• INPUT ROWS
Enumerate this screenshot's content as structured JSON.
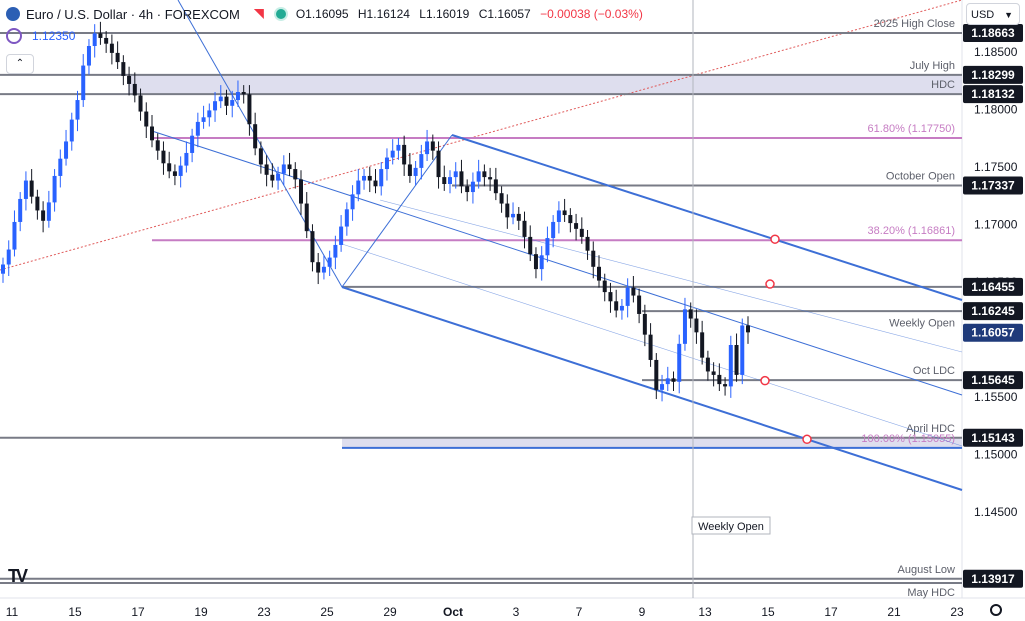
{
  "header": {
    "symbol": "Euro / U.S. Dollar · 4h · FOREXCOM",
    "open": "O1.16095",
    "high": "H1.16124",
    "low": "L1.16019",
    "close": "C1.16057",
    "change": "−0.00038 (−0.03%)",
    "indicator_value": "1.12350",
    "collapse_icon": "chevron-up-icon",
    "currency": "USD"
  },
  "colors": {
    "bull": "#2962ff",
    "bear": "#131722",
    "level": "#787b86",
    "fib": "#c67cc3",
    "channel": "#3d6fd6",
    "trendline": "#e05a5a",
    "zone": "#d6d6ea",
    "price_tag": "#131722",
    "current_tag": "#1f3a7a"
  },
  "chart_data": {
    "type": "candlestick",
    "instrument": "Euro / U.S. Dollar",
    "timeframe": "4h",
    "x_ticks": [
      "11",
      "15",
      "17",
      "19",
      "23",
      "25",
      "29",
      "Oct",
      "3",
      "7",
      "9",
      "13",
      "15",
      "17",
      "21",
      "23"
    ],
    "y_ticks": [
      "1.18500",
      "1.18000",
      "1.17500",
      "1.17000",
      "1.16500",
      "1.15500",
      "1.15000",
      "1.14500"
    ],
    "ylim": [
      1.1375,
      1.1895
    ],
    "price_labels": [
      {
        "name": "2025 High Close",
        "value": 1.18663
      },
      {
        "name": "July High",
        "value": 1.18299
      },
      {
        "name": "HDC",
        "value": 1.18132
      },
      {
        "name": "61.80% (1.17750)",
        "value": 1.1775
      },
      {
        "name": "October Open",
        "value": 1.17337
      },
      {
        "name": "38.20% (1.16861)",
        "value": 1.16861
      },
      {
        "name": "",
        "value": 1.16455
      },
      {
        "name": "",
        "value": 1.16245
      },
      {
        "name": "Weekly Open",
        "value": 1.16057
      },
      {
        "name": "Oct LDC",
        "value": 1.15645
      },
      {
        "name": "April HDC",
        "value": 1.15143
      },
      {
        "name": "100.00% (1.15055)",
        "value": 1.15055
      },
      {
        "name": "August Low",
        "value": 1.13917
      },
      {
        "name": "May HDC",
        "value": null
      }
    ],
    "tag_texts": [
      "1.18663",
      "1.18299",
      "1.18132",
      "1.17337",
      "1.16455",
      "1.16245",
      "1.16057",
      "1.15645",
      "1.15143",
      "1.13917"
    ],
    "vertical_marker": "Weekly Open",
    "closes": [
      1.1665,
      1.1678,
      1.1702,
      1.1722,
      1.1738,
      1.1724,
      1.1712,
      1.1703,
      1.1719,
      1.1742,
      1.1757,
      1.1772,
      1.1791,
      1.1808,
      1.1838,
      1.1855,
      1.1866,
      1.1862,
      1.1857,
      1.1849,
      1.1841,
      1.1829,
      1.1822,
      1.1812,
      1.1798,
      1.1785,
      1.1773,
      1.1764,
      1.1753,
      1.1746,
      1.1742,
      1.1751,
      1.1762,
      1.1777,
      1.1789,
      1.1793,
      1.1799,
      1.1807,
      1.1811,
      1.1803,
      1.1808,
      1.1815,
      1.1813,
      1.1787,
      1.1766,
      1.1752,
      1.1743,
      1.1738,
      1.1744,
      1.1752,
      1.1748,
      1.1739,
      1.1718,
      1.1694,
      1.1667,
      1.1658,
      1.1663,
      1.1671,
      1.1682,
      1.1698,
      1.1713,
      1.1726,
      1.1738,
      1.1742,
      1.1738,
      1.1733,
      1.1748,
      1.1758,
      1.1764,
      1.1769,
      1.1752,
      1.1742,
      1.1749,
      1.1761,
      1.1772,
      1.1764,
      1.1741,
      1.1735,
      1.1741,
      1.1746,
      1.1733,
      1.1728,
      1.1737,
      1.1746,
      1.1741,
      1.1739,
      1.1727,
      1.1718,
      1.1706,
      1.1709,
      1.1703,
      1.1689,
      1.1674,
      1.1661,
      1.1673,
      1.1688,
      1.1702,
      1.1712,
      1.1708,
      1.1701,
      1.1696,
      1.1689,
      1.1677,
      1.1663,
      1.1651,
      1.1641,
      1.1633,
      1.1625,
      1.1629,
      1.1645,
      1.1638,
      1.1622,
      1.1604,
      1.1582,
      1.1556,
      1.1561,
      1.1566,
      1.1563,
      1.1596,
      1.1626,
      1.1618,
      1.1606,
      1.1584,
      1.1572,
      1.1569,
      1.1561,
      1.1559,
      1.1595,
      1.1569,
      1.1612,
      1.1606
    ],
    "annotation_points": [
      {
        "price": 1.1687
      },
      {
        "price": 1.1648
      },
      {
        "price": 1.1564
      },
      {
        "price": 1.1513
      }
    ]
  }
}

• TO DO
Without including any pictures, output all the entries above exactly.

• TASK ANSWER
Enumerate this screenshot's content as structured JSON.
{
  "header": {
    "symbol": "Euro / U.S. Dollar · 4h · FOREXCOM",
    "open": "O1.16095",
    "high": "H1.16124",
    "low": "L1.16019",
    "close": "C1.16057",
    "change": "−0.00038 (−0.03%)",
    "indicator_value": "1.12350",
    "collapse_icon": "chevron-up-icon",
    "currency": "USD"
  },
  "colors": {
    "bull": "#2962ff",
    "bear": "#131722",
    "level": "#787b86",
    "fib": "#c67cc3",
    "channel": "#3d6fd6",
    "trendline": "#e05a5a",
    "zone": "#d6d6ea",
    "price_tag": "#131722",
    "current_tag": "#1f3a7a"
  },
  "chart_data": {
    "type": "candlestick",
    "instrument": "Euro / U.S. Dollar",
    "timeframe": "4h",
    "x_ticks": [
      "11",
      "15",
      "17",
      "19",
      "23",
      "25",
      "29",
      "Oct",
      "3",
      "7",
      "9",
      "13",
      "15",
      "17",
      "21",
      "23"
    ],
    "y_ticks": [
      "1.18500",
      "1.18000",
      "1.17500",
      "1.17000",
      "1.16500",
      "1.15500",
      "1.15000",
      "1.14500"
    ],
    "ylim": [
      1.1375,
      1.1895
    ],
    "price_labels": [
      {
        "name": "2025 High Close",
        "value": 1.18663
      },
      {
        "name": "July High",
        "value": 1.18299
      },
      {
        "name": "HDC",
        "value": 1.18132
      },
      {
        "name": "61.80% (1.17750)",
        "value": 1.1775
      },
      {
        "name": "October Open",
        "value": 1.17337
      },
      {
        "name": "38.20% (1.16861)",
        "value": 1.16861
      },
      {
        "name": "",
        "value": 1.16455
      },
      {
        "name": "",
        "value": 1.16245
      },
      {
        "name": "Weekly Open",
        "value": 1.16057
      },
      {
        "name": "Oct LDC",
        "value": 1.15645
      },
      {
        "name": "April HDC",
        "value": 1.15143
      },
      {
        "name": "100.00% (1.15055)",
        "value": 1.15055
      },
      {
        "name": "August Low",
        "value": 1.13917
      },
      {
        "name": "May HDC",
        "value": null
      }
    ],
    "tag_texts": [
      "1.18663",
      "1.18299",
      "1.18132",
      "1.17337",
      "1.16455",
      "1.16245",
      "1.16057",
      "1.15645",
      "1.15143",
      "1.13917"
    ],
    "vertical_marker": "Weekly Open",
    "closes": [
      1.1665,
      1.1678,
      1.1702,
      1.1722,
      1.1738,
      1.1724,
      1.1712,
      1.1703,
      1.1719,
      1.1742,
      1.1757,
      1.1772,
      1.1791,
      1.1808,
      1.1838,
      1.1855,
      1.1866,
      1.1862,
      1.1857,
      1.1849,
      1.1841,
      1.1829,
      1.1822,
      1.1812,
      1.1798,
      1.1785,
      1.1773,
      1.1764,
      1.1753,
      1.1746,
      1.1742,
      1.1751,
      1.1762,
      1.1777,
      1.1789,
      1.1793,
      1.1799,
      1.1807,
      1.1811,
      1.1803,
      1.1808,
      1.1815,
      1.1813,
      1.1787,
      1.1766,
      1.1752,
      1.1743,
      1.1738,
      1.1744,
      1.1752,
      1.1748,
      1.1739,
      1.1718,
      1.1694,
      1.1667,
      1.1658,
      1.1663,
      1.1671,
      1.1682,
      1.1698,
      1.1713,
      1.1726,
      1.1738,
      1.1742,
      1.1738,
      1.1733,
      1.1748,
      1.1758,
      1.1764,
      1.1769,
      1.1752,
      1.1742,
      1.1749,
      1.1761,
      1.1772,
      1.1764,
      1.1741,
      1.1735,
      1.1741,
      1.1746,
      1.1733,
      1.1728,
      1.1737,
      1.1746,
      1.1741,
      1.1739,
      1.1727,
      1.1718,
      1.1706,
      1.1709,
      1.1703,
      1.1689,
      1.1674,
      1.1661,
      1.1673,
      1.1688,
      1.1702,
      1.1712,
      1.1708,
      1.1701,
      1.1696,
      1.1689,
      1.1677,
      1.1663,
      1.1651,
      1.1641,
      1.1633,
      1.1625,
      1.1629,
      1.1645,
      1.1638,
      1.1622,
      1.1604,
      1.1582,
      1.1556,
      1.1561,
      1.1566,
      1.1563,
      1.1596,
      1.1626,
      1.1618,
      1.1606,
      1.1584,
      1.1572,
      1.1569,
      1.1561,
      1.1559,
      1.1595,
      1.1569,
      1.1612,
      1.1606
    ],
    "annotation_points": [
      {
        "price": 1.1687
      },
      {
        "price": 1.1648
      },
      {
        "price": 1.1564
      },
      {
        "price": 1.1513
      }
    ]
  }
}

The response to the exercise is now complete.